Prompt — Write out each record again exactly as it stands.

Recorded data —
────────────────────
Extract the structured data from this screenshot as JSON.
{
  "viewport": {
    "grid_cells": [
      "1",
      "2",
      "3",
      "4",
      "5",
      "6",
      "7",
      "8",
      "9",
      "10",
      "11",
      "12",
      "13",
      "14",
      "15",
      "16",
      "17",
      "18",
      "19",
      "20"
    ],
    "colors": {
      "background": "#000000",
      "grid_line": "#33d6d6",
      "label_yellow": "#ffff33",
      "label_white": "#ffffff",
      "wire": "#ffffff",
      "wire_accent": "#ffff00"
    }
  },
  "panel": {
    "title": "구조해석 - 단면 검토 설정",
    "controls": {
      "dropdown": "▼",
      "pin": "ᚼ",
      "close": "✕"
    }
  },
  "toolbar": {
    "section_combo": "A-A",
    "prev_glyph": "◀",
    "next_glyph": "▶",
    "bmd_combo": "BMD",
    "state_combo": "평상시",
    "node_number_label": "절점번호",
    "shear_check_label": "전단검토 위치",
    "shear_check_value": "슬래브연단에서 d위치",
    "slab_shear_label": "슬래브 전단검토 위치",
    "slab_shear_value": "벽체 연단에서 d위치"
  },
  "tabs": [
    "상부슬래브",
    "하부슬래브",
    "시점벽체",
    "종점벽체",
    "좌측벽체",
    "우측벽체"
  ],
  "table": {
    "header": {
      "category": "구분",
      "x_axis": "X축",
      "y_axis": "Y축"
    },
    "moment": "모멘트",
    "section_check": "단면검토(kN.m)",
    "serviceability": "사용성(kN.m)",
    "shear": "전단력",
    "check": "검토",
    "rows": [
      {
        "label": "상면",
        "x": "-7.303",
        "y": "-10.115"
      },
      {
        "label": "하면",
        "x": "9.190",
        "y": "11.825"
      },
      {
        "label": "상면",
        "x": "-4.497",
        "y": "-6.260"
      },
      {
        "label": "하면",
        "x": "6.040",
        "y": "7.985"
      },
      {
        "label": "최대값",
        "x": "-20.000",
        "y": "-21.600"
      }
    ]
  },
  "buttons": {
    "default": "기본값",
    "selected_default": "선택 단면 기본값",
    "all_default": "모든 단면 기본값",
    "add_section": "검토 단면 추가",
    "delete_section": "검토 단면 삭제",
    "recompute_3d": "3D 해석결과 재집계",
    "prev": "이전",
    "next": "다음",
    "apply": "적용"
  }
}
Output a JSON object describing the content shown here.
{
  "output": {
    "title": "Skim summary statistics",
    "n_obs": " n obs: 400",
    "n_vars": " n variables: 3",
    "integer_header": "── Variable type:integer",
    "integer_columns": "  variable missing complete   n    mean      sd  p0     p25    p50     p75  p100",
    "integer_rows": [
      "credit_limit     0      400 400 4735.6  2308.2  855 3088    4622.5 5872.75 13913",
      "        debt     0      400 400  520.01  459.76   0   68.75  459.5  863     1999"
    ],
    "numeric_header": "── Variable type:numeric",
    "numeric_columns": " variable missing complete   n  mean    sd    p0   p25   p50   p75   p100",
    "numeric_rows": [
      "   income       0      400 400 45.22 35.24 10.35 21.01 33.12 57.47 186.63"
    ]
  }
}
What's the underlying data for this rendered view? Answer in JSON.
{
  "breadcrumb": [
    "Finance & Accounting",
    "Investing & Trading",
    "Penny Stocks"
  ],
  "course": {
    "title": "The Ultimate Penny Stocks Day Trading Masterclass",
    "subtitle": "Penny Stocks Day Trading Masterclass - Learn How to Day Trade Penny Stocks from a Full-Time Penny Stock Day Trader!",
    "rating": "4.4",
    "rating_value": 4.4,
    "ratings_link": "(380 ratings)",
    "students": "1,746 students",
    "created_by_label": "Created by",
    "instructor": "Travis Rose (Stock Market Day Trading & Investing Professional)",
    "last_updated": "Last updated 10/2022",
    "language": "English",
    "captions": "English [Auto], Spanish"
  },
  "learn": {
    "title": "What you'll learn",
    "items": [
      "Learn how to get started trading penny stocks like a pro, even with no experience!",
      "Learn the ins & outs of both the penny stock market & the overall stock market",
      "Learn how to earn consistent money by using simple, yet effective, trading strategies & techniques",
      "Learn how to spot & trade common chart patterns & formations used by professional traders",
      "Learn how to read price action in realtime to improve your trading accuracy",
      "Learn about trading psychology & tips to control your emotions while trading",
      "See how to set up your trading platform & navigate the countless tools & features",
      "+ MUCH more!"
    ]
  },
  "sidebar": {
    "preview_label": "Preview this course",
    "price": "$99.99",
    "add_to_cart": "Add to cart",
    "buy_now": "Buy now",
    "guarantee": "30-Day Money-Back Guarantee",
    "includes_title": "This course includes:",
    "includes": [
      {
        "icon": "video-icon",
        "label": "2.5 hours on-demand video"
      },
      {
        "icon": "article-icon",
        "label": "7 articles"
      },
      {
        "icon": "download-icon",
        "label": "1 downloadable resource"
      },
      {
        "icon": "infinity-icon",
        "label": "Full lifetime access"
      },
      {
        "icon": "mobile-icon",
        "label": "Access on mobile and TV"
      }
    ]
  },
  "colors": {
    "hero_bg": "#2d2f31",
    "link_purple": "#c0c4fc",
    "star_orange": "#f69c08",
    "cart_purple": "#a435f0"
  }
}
────────────────────
Answer to this problem —
Extract the structured data from this screenshot as JSON.
{
  "viewport": {
    "grid_cells": [
      "1",
      "2",
      "3",
      "4",
      "5",
      "6",
      "7",
      "8",
      "9",
      "10",
      "11",
      "12",
      "13",
      "14",
      "15",
      "16",
      "17",
      "18",
      "19",
      "20"
    ],
    "colors": {
      "background": "#000000",
      "grid_line": "#33d6d6",
      "label_yellow": "#ffff33",
      "label_white": "#ffffff",
      "wire": "#ffffff",
      "wire_accent": "#ffff00"
    }
  },
  "panel": {
    "title": "구조해석 - 단면 검토 설정",
    "controls": {
      "dropdown": "▼",
      "pin": "ᚼ",
      "close": "✕"
    }
  },
  "toolbar": {
    "section_combo": "A-A",
    "prev_glyph": "◀",
    "next_glyph": "▶",
    "bmd_combo": "BMD",
    "state_combo": "평상시",
    "node_number_label": "절점번호",
    "shear_check_label": "전단검토 위치",
    "shear_check_value": "슬래브연단에서 d위치",
    "slab_shear_label": "슬래브 전단검토 위치",
    "slab_shear_value": "벽체 연단에서 d위치"
  },
  "tabs": [
    "상부슬래브",
    "하부슬래브",
    "시점벽체",
    "종점벽체",
    "좌측벽체",
    "우측벽체"
  ],
  "table": {
    "header": {
      "category": "구분",
      "x_axis": "X축",
      "y_axis": "Y축"
    },
    "moment": "모멘트",
    "section_check": "단면검토(kN.m)",
    "serviceability": "사용성(kN.m)",
    "shear": "전단력",
    "check": "검토",
    "rows": [
      {
        "label": "상면",
        "x": "-7.303",
        "y": "-10.115"
      },
      {
        "label": "하면",
        "x": "9.190",
        "y": "11.825"
      },
      {
        "label": "상면",
        "x": "-4.497",
        "y": "-6.260"
      },
      {
        "label": "하면",
        "x": "6.040",
        "y": "7.985"
      },
      {
        "label": "최대값",
        "x": "-20.000",
        "y": "-21.600"
      }
    ]
  },
  "buttons": {
    "default": "기본값",
    "selected_default": "선택 단면 기본값",
    "all_default": "모든 단면 기본값",
    "add_section": "검토 단면 추가",
    "delete_section": "검토 단면 삭제",
    "recompute_3d": "3D 해석결과 재집계",
    "prev": "이전",
    "next": "다음",
    "apply": "적용"
  }
}
Output a JSON object describing the content shown here.
{
  "output": {
    "title": "Skim summary statistics",
    "n_obs": " n obs: 400",
    "n_vars": " n variables: 3",
    "integer_header": "── Variable type:integer",
    "integer_columns": "  variable missing complete   n    mean      sd  p0     p25    p50     p75  p100",
    "integer_rows": [
      "credit_limit     0      400 400 4735.6  2308.2  855 3088    4622.5 5872.75 13913",
      "        debt     0      400 400  520.01  459.76   0   68.75  459.5  863     1999"
    ],
    "numeric_header": "── Variable type:numeric",
    "numeric_columns": " variable missing complete   n  mean    sd    p0   p25   p50   p75   p100",
    "numeric_rows": [
      "   income       0      400 400 45.22 35.24 10.35 21.01 33.12 57.47 186.63"
    ]
  }
}
What's the underlying data for this rendered view? Answer in JSON.
{
  "breadcrumb": [
    "Finance & Accounting",
    "Investing & Trading",
    "Penny Stocks"
  ],
  "course": {
    "title": "The Ultimate Penny Stocks Day Trading Masterclass",
    "subtitle": "Penny Stocks Day Trading Masterclass - Learn How to Day Trade Penny Stocks from a Full-Time Penny Stock Day Trader!",
    "rating": "4.4",
    "rating_value": 4.4,
    "ratings_link": "(380 ratings)",
    "students": "1,746 students",
    "created_by_label": "Created by",
    "instructor": "Travis Rose (Stock Market Day Trading & Investing Professional)",
    "last_updated": "Last updated 10/2022",
    "language": "English",
    "captions": "English [Auto], Spanish"
  },
  "learn": {
    "title": "What you'll learn",
    "items": [
      "Learn how to get started trading penny stocks like a pro, even with no experience!",
      "Learn the ins & outs of both the penny stock market & the overall stock market",
      "Learn how to earn consistent money by using simple, yet effective, trading strategies & techniques",
      "Learn how to spot & trade common chart patterns & formations used by professional traders",
      "Learn how to read price action in realtime to improve your trading accuracy",
      "Learn about trading psychology & tips to control your emotions while trading",
      "See how to set up your trading platform & navigate the countless tools & features",
      "+ MUCH more!"
    ]
  },
  "sidebar": {
    "preview_label": "Preview this course",
    "price": "$99.99",
    "add_to_cart": "Add to cart",
    "buy_now": "Buy now",
    "guarantee": "30-Day Money-Back Guarantee",
    "includes_title": "This course includes:",
    "includes": [
      {
        "icon": "video-icon",
        "label": "2.5 hours on-demand video"
      },
      {
        "icon": "article-icon",
        "label": "7 articles"
      },
      {
        "icon": "download-icon",
        "label": "1 downloadable resource"
      },
      {
        "icon": "infinity-icon",
        "label": "Full lifetime access"
      },
      {
        "icon": "mobile-icon",
        "label": "Access on mobile and TV"
      }
    ]
  },
  "colors": {
    "hero_bg": "#2d2f31",
    "link_purple": "#c0c4fc",
    "star_orange": "#f69c08",
    "cart_purple": "#a435f0"
  }
}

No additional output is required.